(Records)
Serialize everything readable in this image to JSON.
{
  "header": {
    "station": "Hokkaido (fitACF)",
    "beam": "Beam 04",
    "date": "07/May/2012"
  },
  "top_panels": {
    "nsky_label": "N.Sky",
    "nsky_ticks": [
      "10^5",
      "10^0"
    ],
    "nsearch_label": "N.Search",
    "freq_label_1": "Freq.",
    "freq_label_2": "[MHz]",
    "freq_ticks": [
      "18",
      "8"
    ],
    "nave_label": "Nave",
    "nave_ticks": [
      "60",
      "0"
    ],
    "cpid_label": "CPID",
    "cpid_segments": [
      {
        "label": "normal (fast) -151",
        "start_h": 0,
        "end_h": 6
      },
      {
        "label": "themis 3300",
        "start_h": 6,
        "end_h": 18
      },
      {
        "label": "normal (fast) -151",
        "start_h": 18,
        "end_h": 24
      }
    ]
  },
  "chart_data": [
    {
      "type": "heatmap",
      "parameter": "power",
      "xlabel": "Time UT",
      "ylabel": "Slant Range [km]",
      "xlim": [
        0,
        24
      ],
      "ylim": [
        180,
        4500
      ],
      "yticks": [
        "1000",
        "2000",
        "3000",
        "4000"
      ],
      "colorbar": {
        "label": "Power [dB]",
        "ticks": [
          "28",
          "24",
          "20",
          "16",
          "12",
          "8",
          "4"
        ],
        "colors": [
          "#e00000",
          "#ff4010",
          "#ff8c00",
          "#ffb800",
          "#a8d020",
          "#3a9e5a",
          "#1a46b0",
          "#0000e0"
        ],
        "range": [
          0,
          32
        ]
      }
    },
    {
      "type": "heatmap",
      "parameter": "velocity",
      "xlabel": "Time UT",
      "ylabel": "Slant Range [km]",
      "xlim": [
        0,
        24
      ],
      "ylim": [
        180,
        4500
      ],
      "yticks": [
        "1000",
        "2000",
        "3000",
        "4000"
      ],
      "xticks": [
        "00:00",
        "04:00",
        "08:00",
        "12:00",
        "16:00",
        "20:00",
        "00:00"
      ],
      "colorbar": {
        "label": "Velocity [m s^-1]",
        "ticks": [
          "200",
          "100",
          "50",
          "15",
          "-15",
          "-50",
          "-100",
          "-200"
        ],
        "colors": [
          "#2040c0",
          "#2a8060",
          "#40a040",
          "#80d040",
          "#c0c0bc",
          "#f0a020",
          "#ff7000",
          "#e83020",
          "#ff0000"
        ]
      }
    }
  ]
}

◆ SHORT TASK
What is needed here is an exact reproduction of all the entries.

◆ RIGHT ANSWER
Serialize everything readable in this image to JSON.
{
  "header": {
    "station": "Hokkaido (fitACF)",
    "beam": "Beam 04",
    "date": "07/May/2012"
  },
  "top_panels": {
    "nsky_label": "N.Sky",
    "nsky_ticks": [
      "10^5",
      "10^0"
    ],
    "nsearch_label": "N.Search",
    "freq_label_1": "Freq.",
    "freq_label_2": "[MHz]",
    "freq_ticks": [
      "18",
      "8"
    ],
    "nave_label": "Nave",
    "nave_ticks": [
      "60",
      "0"
    ],
    "cpid_label": "CPID",
    "cpid_segments": [
      {
        "label": "normal (fast) -151",
        "start_h": 0,
        "end_h": 6
      },
      {
        "label": "themis 3300",
        "start_h": 6,
        "end_h": 18
      },
      {
        "label": "normal (fast) -151",
        "start_h": 18,
        "end_h": 24
      }
    ]
  },
  "chart_data": [
    {
      "type": "heatmap",
      "parameter": "power",
      "xlabel": "Time UT",
      "ylabel": "Slant Range [km]",
      "xlim": [
        0,
        24
      ],
      "ylim": [
        180,
        4500
      ],
      "yticks": [
        "1000",
        "2000",
        "3000",
        "4000"
      ],
      "colorbar": {
        "label": "Power [dB]",
        "ticks": [
          "28",
          "24",
          "20",
          "16",
          "12",
          "8",
          "4"
        ],
        "colors": [
          "#e00000",
          "#ff4010",
          "#ff8c00",
          "#ffb800",
          "#a8d020",
          "#3a9e5a",
          "#1a46b0",
          "#0000e0"
        ],
        "range": [
          0,
          32
        ]
      }
    },
    {
      "type": "heatmap",
      "parameter": "velocity",
      "xlabel": "Time UT",
      "ylabel": "Slant Range [km]",
      "xlim": [
        0,
        24
      ],
      "ylim": [
        180,
        4500
      ],
      "yticks": [
        "1000",
        "2000",
        "3000",
        "4000"
      ],
      "xticks": [
        "00:00",
        "04:00",
        "08:00",
        "12:00",
        "16:00",
        "20:00",
        "00:00"
      ],
      "colorbar": {
        "label": "Velocity [m s^-1]",
        "ticks": [
          "200",
          "100",
          "50",
          "15",
          "-15",
          "-50",
          "-100",
          "-200"
        ],
        "colors": [
          "#2040c0",
          "#2a8060",
          "#40a040",
          "#80d040",
          "#c0c0bc",
          "#f0a020",
          "#ff7000",
          "#e83020",
          "#ff0000"
        ]
      }
    }
  ]
}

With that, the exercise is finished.